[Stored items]
- - -

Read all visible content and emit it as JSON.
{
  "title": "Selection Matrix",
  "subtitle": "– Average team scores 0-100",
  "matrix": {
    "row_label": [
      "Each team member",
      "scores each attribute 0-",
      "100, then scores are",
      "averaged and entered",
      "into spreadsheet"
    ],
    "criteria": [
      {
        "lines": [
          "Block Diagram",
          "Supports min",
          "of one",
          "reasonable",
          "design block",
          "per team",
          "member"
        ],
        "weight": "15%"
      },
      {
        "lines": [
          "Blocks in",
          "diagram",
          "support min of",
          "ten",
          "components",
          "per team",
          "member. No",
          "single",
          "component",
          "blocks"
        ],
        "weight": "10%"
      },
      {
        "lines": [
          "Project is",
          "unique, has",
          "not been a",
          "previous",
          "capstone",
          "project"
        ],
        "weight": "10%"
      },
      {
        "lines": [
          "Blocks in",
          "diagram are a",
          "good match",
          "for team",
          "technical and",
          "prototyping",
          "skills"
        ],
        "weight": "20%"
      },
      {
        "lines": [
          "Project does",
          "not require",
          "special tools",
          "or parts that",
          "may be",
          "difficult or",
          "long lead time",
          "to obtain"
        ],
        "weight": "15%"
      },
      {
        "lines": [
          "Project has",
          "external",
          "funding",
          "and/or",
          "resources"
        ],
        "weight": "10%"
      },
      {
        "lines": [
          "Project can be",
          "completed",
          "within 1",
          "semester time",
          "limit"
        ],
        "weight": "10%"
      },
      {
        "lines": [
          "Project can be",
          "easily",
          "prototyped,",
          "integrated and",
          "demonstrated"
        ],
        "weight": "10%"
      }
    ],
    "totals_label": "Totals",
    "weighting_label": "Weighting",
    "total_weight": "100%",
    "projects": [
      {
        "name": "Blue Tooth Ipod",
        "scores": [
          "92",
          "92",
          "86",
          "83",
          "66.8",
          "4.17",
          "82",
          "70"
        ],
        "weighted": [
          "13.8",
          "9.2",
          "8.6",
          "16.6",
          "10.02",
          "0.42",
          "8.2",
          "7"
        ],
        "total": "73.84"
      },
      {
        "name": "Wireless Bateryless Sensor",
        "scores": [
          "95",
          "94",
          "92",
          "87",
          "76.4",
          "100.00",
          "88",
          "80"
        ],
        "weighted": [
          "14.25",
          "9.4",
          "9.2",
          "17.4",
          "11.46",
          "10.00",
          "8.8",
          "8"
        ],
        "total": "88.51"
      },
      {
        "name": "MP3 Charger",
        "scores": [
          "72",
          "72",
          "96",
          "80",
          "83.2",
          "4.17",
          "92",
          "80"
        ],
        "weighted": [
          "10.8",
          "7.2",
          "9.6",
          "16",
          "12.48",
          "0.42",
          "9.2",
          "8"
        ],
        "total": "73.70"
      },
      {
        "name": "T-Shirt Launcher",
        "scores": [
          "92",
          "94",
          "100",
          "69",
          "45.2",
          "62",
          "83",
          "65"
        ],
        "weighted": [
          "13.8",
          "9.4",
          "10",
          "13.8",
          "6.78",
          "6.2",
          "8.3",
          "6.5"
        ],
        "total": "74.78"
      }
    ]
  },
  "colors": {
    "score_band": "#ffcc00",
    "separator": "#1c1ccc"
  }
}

- - -

WORK TO DO =>
Repeat the data in its entirety, character for character.

FINAL RESULT =>
Read all visible content and emit it as JSON.
{
  "title": "Selection Matrix",
  "subtitle": "– Average team scores 0-100",
  "matrix": {
    "row_label": [
      "Each team member",
      "scores each attribute 0-",
      "100, then scores are",
      "averaged and entered",
      "into spreadsheet"
    ],
    "criteria": [
      {
        "lines": [
          "Block Diagram",
          "Supports min",
          "of one",
          "reasonable",
          "design block",
          "per team",
          "member"
        ],
        "weight": "15%"
      },
      {
        "lines": [
          "Blocks in",
          "diagram",
          "support min of",
          "ten",
          "components",
          "per team",
          "member. No",
          "single",
          "component",
          "blocks"
        ],
        "weight": "10%"
      },
      {
        "lines": [
          "Project is",
          "unique, has",
          "not been a",
          "previous",
          "capstone",
          "project"
        ],
        "weight": "10%"
      },
      {
        "lines": [
          "Blocks in",
          "diagram are a",
          "good match",
          "for team",
          "technical and",
          "prototyping",
          "skills"
        ],
        "weight": "20%"
      },
      {
        "lines": [
          "Project does",
          "not require",
          "special tools",
          "or parts that",
          "may be",
          "difficult or",
          "long lead time",
          "to obtain"
        ],
        "weight": "15%"
      },
      {
        "lines": [
          "Project has",
          "external",
          "funding",
          "and/or",
          "resources"
        ],
        "weight": "10%"
      },
      {
        "lines": [
          "Project can be",
          "completed",
          "within 1",
          "semester time",
          "limit"
        ],
        "weight": "10%"
      },
      {
        "lines": [
          "Project can be",
          "easily",
          "prototyped,",
          "integrated and",
          "demonstrated"
        ],
        "weight": "10%"
      }
    ],
    "totals_label": "Totals",
    "weighting_label": "Weighting",
    "total_weight": "100%",
    "projects": [
      {
        "name": "Blue Tooth Ipod",
        "scores": [
          "92",
          "92",
          "86",
          "83",
          "66.8",
          "4.17",
          "82",
          "70"
        ],
        "weighted": [
          "13.8",
          "9.2",
          "8.6",
          "16.6",
          "10.02",
          "0.42",
          "8.2",
          "7"
        ],
        "total": "73.84"
      },
      {
        "name": "Wireless Bateryless Sensor",
        "scores": [
          "95",
          "94",
          "92",
          "87",
          "76.4",
          "100.00",
          "88",
          "80"
        ],
        "weighted": [
          "14.25",
          "9.4",
          "9.2",
          "17.4",
          "11.46",
          "10.00",
          "8.8",
          "8"
        ],
        "total": "88.51"
      },
      {
        "name": "MP3 Charger",
        "scores": [
          "72",
          "72",
          "96",
          "80",
          "83.2",
          "4.17",
          "92",
          "80"
        ],
        "weighted": [
          "10.8",
          "7.2",
          "9.6",
          "16",
          "12.48",
          "0.42",
          "9.2",
          "8"
        ],
        "total": "73.70"
      },
      {
        "name": "T-Shirt Launcher",
        "scores": [
          "92",
          "94",
          "100",
          "69",
          "45.2",
          "62",
          "83",
          "65"
        ],
        "weighted": [
          "13.8",
          "9.4",
          "10",
          "13.8",
          "6.78",
          "6.2",
          "8.3",
          "6.5"
        ],
        "total": "74.78"
      }
    ]
  },
  "colors": {
    "score_band": "#ffcc00",
    "separator": "#1c1ccc"
  }
}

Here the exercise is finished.